Written problem >>
Reproduce the listing below in full and without alteration, apart from its pictures.

=== Data extract ===

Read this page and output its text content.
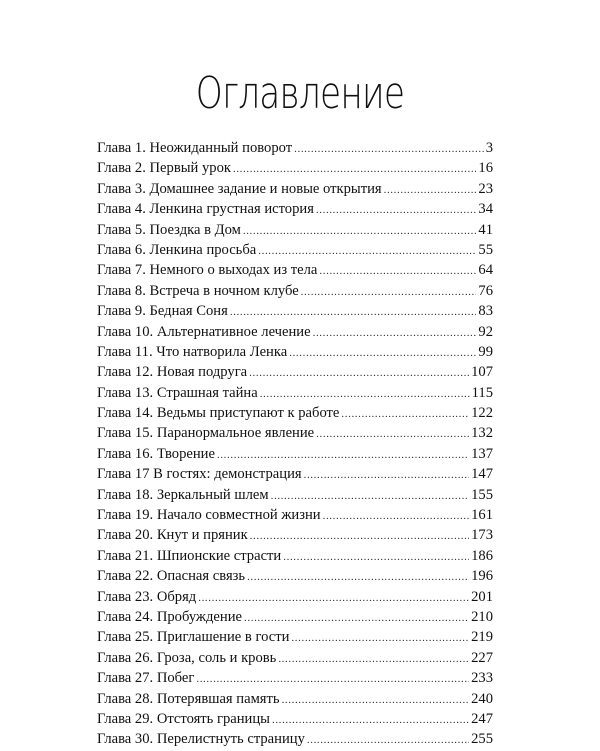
Оглавление
Глава 1. Неожиданный поворот .....	3
Глава 2. Первый урок .....	16
Глава 3. Домашнее задание и новые открытия .....	23
Глава 4. Ленкина грустная история .....	34
Глава 5. Поездка в Дом .....	41
Глава 6. Ленкина просьба .....	55
Глава 7. Немного о выходах из тела .....	64
Глава 8. Встреча в ночном клубе .....	76
Глава 9. Бедная Соня .....	83
Глава 10. Альтернативное лечение .....	92
Глава 11. Что натворила Ленка .....	99
Глава 12. Новая подруга .....	107
Глава 13. Страшная тайна .....	115
Глава 14. Ведьмы приступают к работе .....	122
Глава 15. Паранормальное явление .....	132
Глава 16. Творение .....	137
Глава 17 В гостях: демонстрация .....	147
Глава 18. Зеркальный шлем .....	155
Глава 19. Начало совместной жизни .....	161
Глава 20. Кнут и пряник .....	173
Глава 21. Шпионские страсти .....	186
Глава 22. Опасная связь .....	196
Глава 23. Обряд .....	201
Глава 24. Пробуждение .....	210
Глава 25. Приглашение в гости .....	219
Глава 26. Гроза, соль и кровь .....	227
Глава 27. Побег .....	233
Глава 28. Потерявшая память .....	240
Глава 29. Отстоять границы .....	247
Глава 30. Перелистнуть страницу .....	255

===

Solution to this problem >>
Read this page and output its text content.
Оглавление
Глава 1. Неожиданный поворот .....	3
Глава 2. Первый урок .....	16
Глава 3. Домашнее задание и новые открытия .....	23
Глава 4. Ленкина грустная история .....	34
Глава 5. Поездка в Дом .....	41
Глава 6. Ленкина просьба .....	55
Глава 7. Немного о выходах из тела .....	64
Глава 8. Встреча в ночном клубе .....	76
Глава 9. Бедная Соня .....	83
Глава 10. Альтернативное лечение .....	92
Глава 11. Что натворила Ленка .....	99
Глава 12. Новая подруга .....	107
Глава 13. Страшная тайна .....	115
Глава 14. Ведьмы приступают к работе .....	122
Глава 15. Паранормальное явление .....	132
Глава 16. Творение .....	137
Глава 17 В гостях: демонстрация .....	147
Глава 18. Зеркальный шлем .....	155
Глава 19. Начало совместной жизни .....	161
Глава 20. Кнут и пряник .....	173
Глава 21. Шпионские страсти .....	186
Глава 22. Опасная связь .....	196
Глава 23. Обряд .....	201
Глава 24. Пробуждение .....	210
Глава 25. Приглашение в гости .....	219
Глава 26. Гроза, соль и кровь .....	227
Глава 27. Побег .....	233
Глава 28. Потерявшая память .....	240
Глава 29. Отстоять границы .....	247
Глава 30. Перелистнуть страницу .....	255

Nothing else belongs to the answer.